** Task prompt **
Leave out the pictures and reproduce all of the data exactly.

— begin Dataset records —

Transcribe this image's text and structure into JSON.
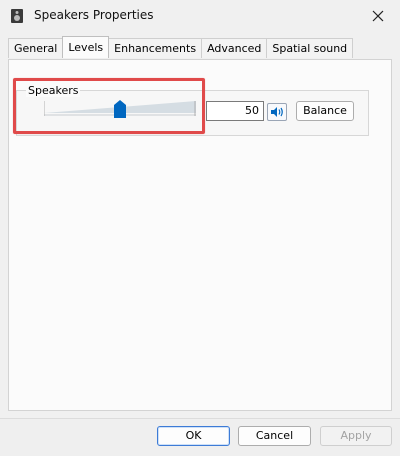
{
  "window": {
    "title": "Speakers Properties",
    "app_icon": "speaker-device-icon",
    "close_icon": "close-icon"
  },
  "tabs": [
    {
      "label": "General"
    },
    {
      "label": "Levels",
      "active": true
    },
    {
      "label": "Enhancements"
    },
    {
      "label": "Advanced"
    },
    {
      "label": "Spatial sound"
    }
  ],
  "levels": {
    "group_label": "Speakers",
    "volume_value": "50",
    "volume_level": 50,
    "volume_range": [
      0,
      100
    ],
    "mute_icon": "speaker-volume-icon",
    "balance_label": "Balance"
  },
  "buttons": {
    "ok": "OK",
    "cancel": "Cancel",
    "apply": "Apply"
  },
  "colors": {
    "accent": "#0067c0",
    "highlight": "#e04a4a"
  }
}
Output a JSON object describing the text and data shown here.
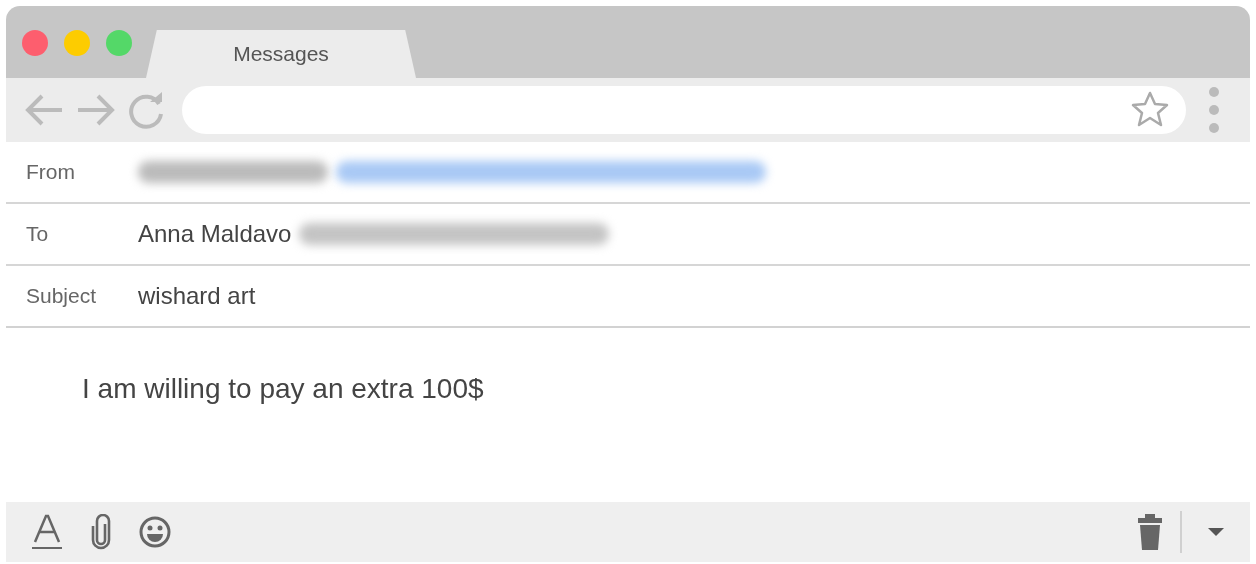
{
  "window": {
    "tab_title": "Messages"
  },
  "fields": [
    {
      "kind": "from",
      "label": "From",
      "blurred": true
    },
    {
      "kind": "to",
      "label": "To",
      "value": "Anna Maldavo",
      "blurred": true
    },
    {
      "kind": "subject",
      "label": "Subject",
      "value": "wishard art",
      "blurred": false
    }
  ],
  "body": "I am willing to pay an extra 100$"
}
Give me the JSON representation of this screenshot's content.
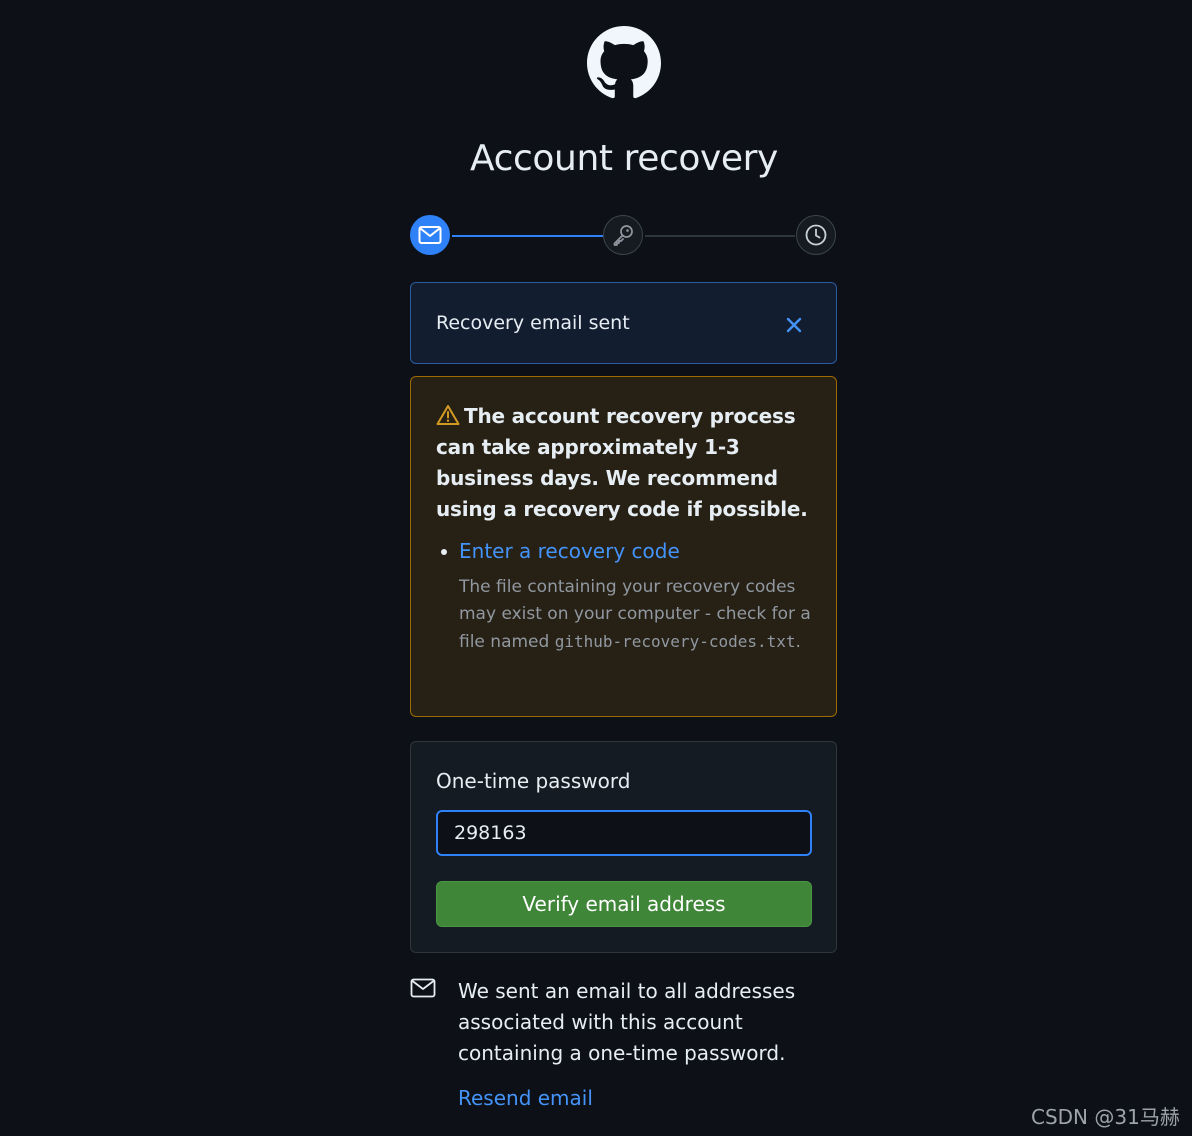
{
  "page": {
    "title": "Account recovery"
  },
  "stepper": {
    "steps": [
      {
        "icon": "mail-icon",
        "state": "active"
      },
      {
        "icon": "key-icon",
        "state": "pending"
      },
      {
        "icon": "clock-icon",
        "state": "pending"
      }
    ]
  },
  "flash": {
    "message": "Recovery email sent",
    "close_icon": "close-icon"
  },
  "warning": {
    "heading": "The account recovery process can take approximately 1-3 business days. We recommend using a recovery code if possible.",
    "link_label": "Enter a recovery code",
    "hint_prefix": "The file containing your recovery codes may exist on your computer - check for a file named",
    "hint_filename": "github-recovery-codes.txt",
    "hint_suffix": "."
  },
  "otp": {
    "label": "One-time password",
    "value": "298163",
    "button_label": "Verify email address"
  },
  "info": {
    "icon": "mail-icon",
    "text": "We sent an email to all addresses associated with this account containing a one-time password.",
    "resend_label": "Resend email"
  },
  "watermark": "CSDN @31马赫",
  "colors": {
    "background": "#0d1117",
    "accent": "#2f81f7",
    "link": "#4493f8",
    "success_button": "#3f8638",
    "warning_border": "#9e6a03"
  }
}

— end Dataset records —

** Answer to this task **
Transcribe this image's text and structure into JSON.
{
  "window": {
    "title": "Speakers Properties",
    "app_icon": "speaker-device-icon",
    "close_icon": "close-icon"
  },
  "tabs": [
    {
      "label": "General"
    },
    {
      "label": "Levels",
      "active": true
    },
    {
      "label": "Enhancements"
    },
    {
      "label": "Advanced"
    },
    {
      "label": "Spatial sound"
    }
  ],
  "levels": {
    "group_label": "Speakers",
    "volume_value": "50",
    "volume_level": 50,
    "volume_range": [
      0,
      100
    ],
    "mute_icon": "speaker-volume-icon",
    "balance_label": "Balance"
  },
  "buttons": {
    "ok": "OK",
    "cancel": "Cancel",
    "apply": "Apply"
  },
  "colors": {
    "accent": "#0067c0",
    "highlight": "#e04a4a"
  }
}
Output a JSON object describing the text and data shown here.
{
  "window": {
    "tab_title": "Messages"
  },
  "fields": [
    {
      "kind": "from",
      "label": "From",
      "blurred": true
    },
    {
      "kind": "to",
      "label": "To",
      "value": "Anna Maldavo",
      "blurred": true
    },
    {
      "kind": "subject",
      "label": "Subject",
      "value": "wishard art",
      "blurred": false
    }
  ],
  "body": "I am willing to pay an extra 100$"
}
Give me the JSON representation of this screenshot's content.
{
  "page": {
    "title": "Account recovery"
  },
  "stepper": {
    "steps": [
      {
        "icon": "mail-icon",
        "state": "active"
      },
      {
        "icon": "key-icon",
        "state": "pending"
      },
      {
        "icon": "clock-icon",
        "state": "pending"
      }
    ]
  },
  "flash": {
    "message": "Recovery email sent",
    "close_icon": "close-icon"
  },
  "warning": {
    "heading": "The account recovery process can take approximately 1-3 business days. We recommend using a recovery code if possible.",
    "link_label": "Enter a recovery code",
    "hint_prefix": "The file containing your recovery codes may exist on your computer - check for a file named",
    "hint_filename": "github-recovery-codes.txt",
    "hint_suffix": "."
  },
  "otp": {
    "label": "One-time password",
    "value": "298163",
    "button_label": "Verify email address"
  },
  "info": {
    "icon": "mail-icon",
    "text": "We sent an email to all addresses associated with this account containing a one-time password.",
    "resend_label": "Resend email"
  },
  "watermark": "CSDN @31马赫",
  "colors": {
    "background": "#0d1117",
    "accent": "#2f81f7",
    "link": "#4493f8",
    "success_button": "#3f8638",
    "warning_border": "#9e6a03"
  }
}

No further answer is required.